Excerpted records:
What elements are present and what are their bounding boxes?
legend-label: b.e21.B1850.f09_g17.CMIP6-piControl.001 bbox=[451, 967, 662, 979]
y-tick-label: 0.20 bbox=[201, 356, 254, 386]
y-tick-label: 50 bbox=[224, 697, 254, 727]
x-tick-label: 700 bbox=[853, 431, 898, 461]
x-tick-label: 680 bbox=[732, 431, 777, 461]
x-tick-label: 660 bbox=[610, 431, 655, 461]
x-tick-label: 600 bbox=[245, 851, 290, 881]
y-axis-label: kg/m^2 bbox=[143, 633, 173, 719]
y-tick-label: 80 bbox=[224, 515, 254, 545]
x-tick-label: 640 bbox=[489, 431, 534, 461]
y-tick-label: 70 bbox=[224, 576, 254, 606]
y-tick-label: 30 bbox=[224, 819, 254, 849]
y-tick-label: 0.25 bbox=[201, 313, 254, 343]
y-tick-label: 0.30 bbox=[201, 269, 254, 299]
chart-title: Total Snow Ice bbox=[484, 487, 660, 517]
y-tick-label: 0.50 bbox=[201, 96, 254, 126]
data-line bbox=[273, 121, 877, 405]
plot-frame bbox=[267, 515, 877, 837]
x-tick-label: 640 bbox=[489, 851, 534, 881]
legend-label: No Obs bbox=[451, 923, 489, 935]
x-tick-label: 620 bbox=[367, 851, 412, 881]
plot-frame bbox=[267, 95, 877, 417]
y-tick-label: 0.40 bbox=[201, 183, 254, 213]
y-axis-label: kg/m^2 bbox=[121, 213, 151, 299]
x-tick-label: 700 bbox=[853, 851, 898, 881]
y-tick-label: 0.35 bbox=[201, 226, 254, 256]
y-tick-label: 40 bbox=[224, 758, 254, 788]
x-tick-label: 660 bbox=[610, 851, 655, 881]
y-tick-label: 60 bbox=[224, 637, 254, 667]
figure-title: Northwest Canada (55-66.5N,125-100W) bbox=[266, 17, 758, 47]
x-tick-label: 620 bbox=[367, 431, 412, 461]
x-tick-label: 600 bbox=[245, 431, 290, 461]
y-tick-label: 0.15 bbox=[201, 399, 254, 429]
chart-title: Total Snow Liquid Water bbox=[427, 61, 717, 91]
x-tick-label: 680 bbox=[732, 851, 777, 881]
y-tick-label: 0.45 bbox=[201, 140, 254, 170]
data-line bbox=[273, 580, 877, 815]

The exercise: Starting at the beginning of the records and going through the line containing "y-tick-label: 0.40 bbox=[201, 183, 254, 213]", write those lines out again with "No Obs" swapped for "No Observations" and everything else left as it is.

Worked solution:
What elements are present and what are their bounding boxes?
legend-label: b.e21.B1850.f09_g17.CMIP6-piControl.001 bbox=[451, 967, 662, 979]
y-tick-label: 0.20 bbox=[201, 356, 254, 386]
y-tick-label: 50 bbox=[224, 697, 254, 727]
x-tick-label: 700 bbox=[853, 431, 898, 461]
x-tick-label: 680 bbox=[732, 431, 777, 461]
x-tick-label: 660 bbox=[610, 431, 655, 461]
x-tick-label: 600 bbox=[245, 851, 290, 881]
y-axis-label: kg/m^2 bbox=[143, 633, 173, 719]
y-tick-label: 80 bbox=[224, 515, 254, 545]
x-tick-label: 640 bbox=[489, 431, 534, 461]
y-tick-label: 70 bbox=[224, 576, 254, 606]
y-tick-label: 30 bbox=[224, 819, 254, 849]
y-tick-label: 0.25 bbox=[201, 313, 254, 343]
y-tick-label: 0.30 bbox=[201, 269, 254, 299]
chart-title: Total Snow Ice bbox=[484, 487, 660, 517]
y-tick-label: 0.50 bbox=[201, 96, 254, 126]
data-line bbox=[273, 121, 877, 405]
plot-frame bbox=[267, 515, 877, 837]
x-tick-label: 640 bbox=[489, 851, 534, 881]
legend-label: No Observations bbox=[451, 923, 489, 935]
x-tick-label: 620 bbox=[367, 851, 412, 881]
plot-frame bbox=[267, 95, 877, 417]
y-tick-label: 0.40 bbox=[201, 183, 254, 213]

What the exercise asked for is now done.